## [SET PROBLEM A]
Echo the passage on postwar Europe word for word, between "At this point, there" and "to social ones.", inclusive.
## [SET PROBLEM B]
According to the passage on postwar Europe, in which countries were communists part of coalition governments in 1945–6?

World War II is the deadliest and costliest in human history. To reconstruct their economy in its aftermath, the European countries adopted economic policies featuring varying degrees of state planning. As Marshall Plan aid poured in by 1948, the battered economies of Western Europe soon began to turn the corner. By the early 1950s, economic growth was really beginning to take off in Europe.

 

Politically, amid the recovery of parliamentary democracy, there was initially a widespread swing to the left. The communists benefited both politically and morally from their prominent role in wartime resistance movements. The years 1945–6 saw communists in coalition in France, Italy, and Belgium while socialist governments held the reign in Britain and Scandinavia. 

 

At this point, there was a common pervasive conviction that the political chaos and social dislocation of the 1930s were caused by the Great Depression, which in turn was the consequence of unchecked capitalism. After 1945, therefore, Western European nations started to construct a new order that could ensure economic growth while protecting societies from capitalism’s destructive consequences. In that new order, states would become the guardian of society rather than the economy, and economic imperatives could be forced to take a back seat to social ones.

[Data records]
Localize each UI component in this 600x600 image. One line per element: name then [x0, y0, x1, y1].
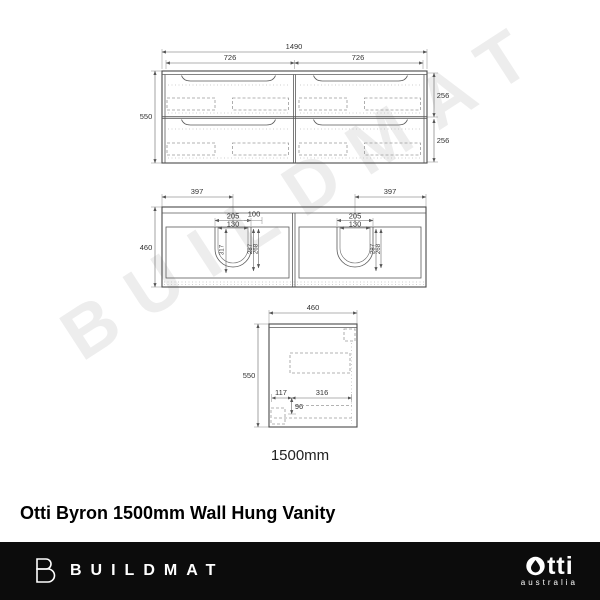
left-basin: 205 130 100 317 287 268 [215, 210, 262, 274]
dim-back: 117 [275, 388, 287, 397]
dim-left-tap-offset: 100 [248, 210, 261, 219]
product-title: Otti Byron 1500mm Wall Hung Vanity [20, 503, 335, 524]
dim-left-basin-offset: 397 [191, 187, 204, 196]
otti-sub-label: australia [521, 578, 578, 587]
drawer-bottom-left [167, 120, 289, 159]
front-view-drawing: 1490 726 726 550 256 256 [138, 36, 450, 178]
scale-label: 1500mm [240, 447, 360, 464]
footer-bar: BUILDMAT tti australia [0, 542, 600, 600]
dim-mid: 316 [316, 388, 329, 397]
otti-logo: tti australia [521, 555, 578, 587]
dim-right-basin-offset: 397 [384, 187, 397, 196]
dim-top-drawer-height: 256 [437, 91, 450, 100]
dim-bottom-drawer-height: 256 [437, 136, 450, 145]
dim-right-drawer-width: 726 [352, 53, 365, 62]
spec-sheet-page: BUILDMAT 1490 726 726 550 256 256 [0, 0, 600, 600]
plan-view-drawing: 397 397 460 205 130 100 317 28 [138, 183, 450, 293]
drawer-top-left [167, 76, 289, 114]
dim-side-height: 550 [243, 371, 256, 380]
dim-right-waste-width: 130 [349, 220, 362, 229]
dim-left-basin-depth: 317 [219, 244, 226, 255]
drawer-bottom-right [299, 120, 421, 159]
buildmat-logo: BUILDMAT [30, 556, 224, 586]
dim-total-width: 1490 [286, 42, 303, 51]
dim-front-height: 550 [140, 112, 153, 121]
dim-side-depth: 460 [307, 303, 320, 312]
dim-plan-depth: 460 [140, 243, 153, 252]
side-view-drawing: 460 550 117 316 96 [238, 298, 378, 443]
right-basin: 205 130 287 268 [337, 212, 382, 272]
dim-right-b: 268 [375, 243, 382, 254]
drawer-top-right [299, 76, 421, 114]
dim-drop: 96 [295, 402, 303, 411]
otti-wordmark: tti [547, 556, 574, 576]
hidden-cavity [290, 353, 350, 373]
plan-outline [162, 207, 426, 287]
dim-left-drawer-width: 726 [224, 53, 237, 62]
buildmat-logo-icon [30, 556, 58, 586]
buildmat-wordmark: BUILDMAT [70, 562, 224, 580]
dim-left-b: 268 [253, 243, 260, 254]
otti-drop-icon [525, 555, 546, 576]
dim-left-waste-width: 130 [227, 220, 240, 229]
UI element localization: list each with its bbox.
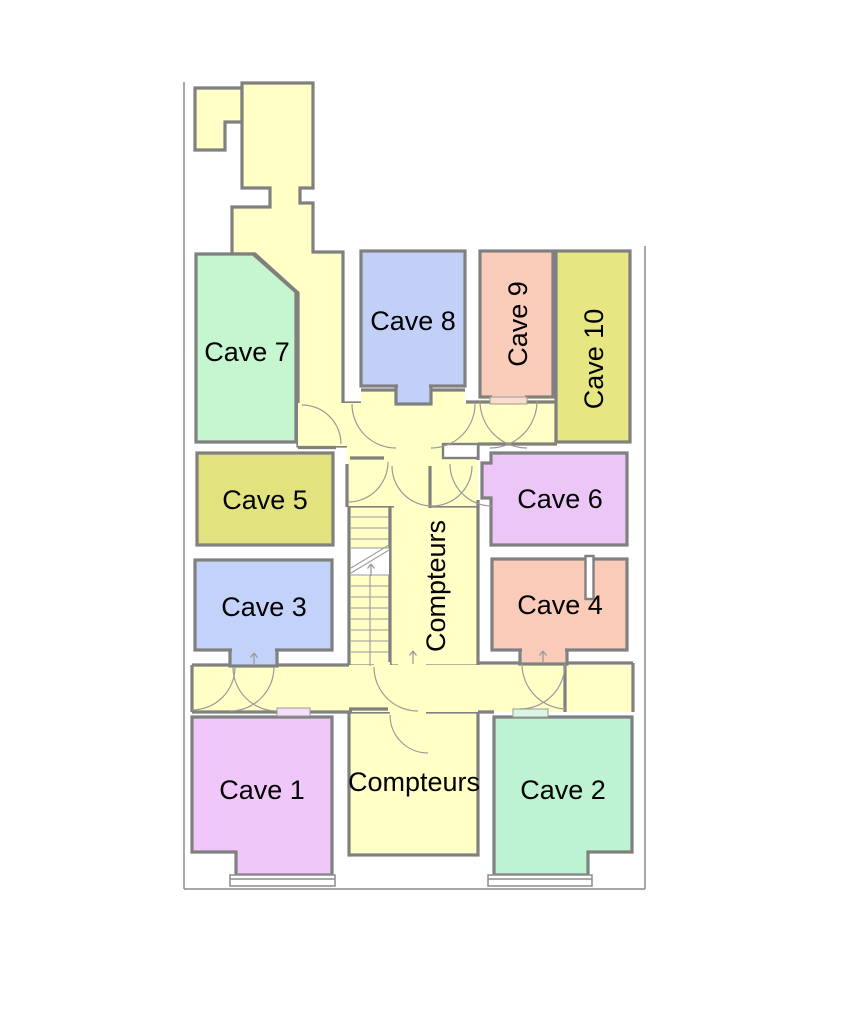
cave-1-door-sill xyxy=(277,708,310,716)
footings xyxy=(230,875,592,886)
floor-plan-page: Cave 7 Cave 8 Cave 9 Cave 10 Cave 5 Cave… xyxy=(0,0,866,1030)
cave-4-label: Cave 4 xyxy=(517,590,603,620)
central-wall-block xyxy=(443,444,478,458)
compteurs-upper-top-door-gap xyxy=(394,502,430,510)
cave-8-tab-opening xyxy=(398,383,429,389)
cave-1-label: Cave 1 xyxy=(219,775,305,805)
compteurs-lower-top-door-gap xyxy=(390,708,426,716)
cave-10-label: Cave 10 xyxy=(579,309,609,410)
compteurs-lower-label: Compteurs xyxy=(348,767,480,797)
cave-8-label: Cave 8 xyxy=(370,306,456,336)
lower-corridor-area xyxy=(192,665,633,712)
cave-2-footing xyxy=(488,875,592,886)
entry-annex-area xyxy=(195,88,242,150)
middle-corridor-area xyxy=(298,403,557,446)
cave-2-label: Cave 2 xyxy=(520,775,606,805)
cave-9-door-sill xyxy=(490,397,527,404)
stairwell-bottom-door-gap xyxy=(374,662,390,670)
cave-5-label: Cave 5 xyxy=(222,485,308,515)
cave-9-label: Cave 9 xyxy=(503,281,533,367)
floor-plan-drawing: Cave 7 Cave 8 Cave 9 Cave 10 Cave 5 Cave… xyxy=(0,0,866,1030)
cave-1-footing xyxy=(230,875,335,886)
cave-7-label: Cave 7 xyxy=(204,337,290,367)
compteurs-upper-bottom-door-gap xyxy=(398,662,426,670)
cave-3-tab-opening xyxy=(232,647,275,653)
cave-6-label: Cave 6 xyxy=(517,484,603,514)
cave-3-label: Cave 3 xyxy=(221,592,307,622)
footing-shapes xyxy=(230,875,592,886)
cave-2-door-sill xyxy=(513,709,548,717)
compteurs-upper-label: Compteurs xyxy=(421,520,451,652)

## [CORRECT ANSWER A]
At this point, there was a common pervasive conviction that the political chaos and social dislocation of the 1930s were caused by the Great Depression, which in turn was the consequence of unchecked capitalism. After 1945, therefore, Western European nations started to construct a new order that could ensure economic growth while protecting societies from capitalism’s destructive consequences. In that new order, states would become the guardian of society rather than the economy, and economic imperatives could be forced to take a back seat to social ones.

## [CORRECT ANSWER B]
France, Italy, and Belgium.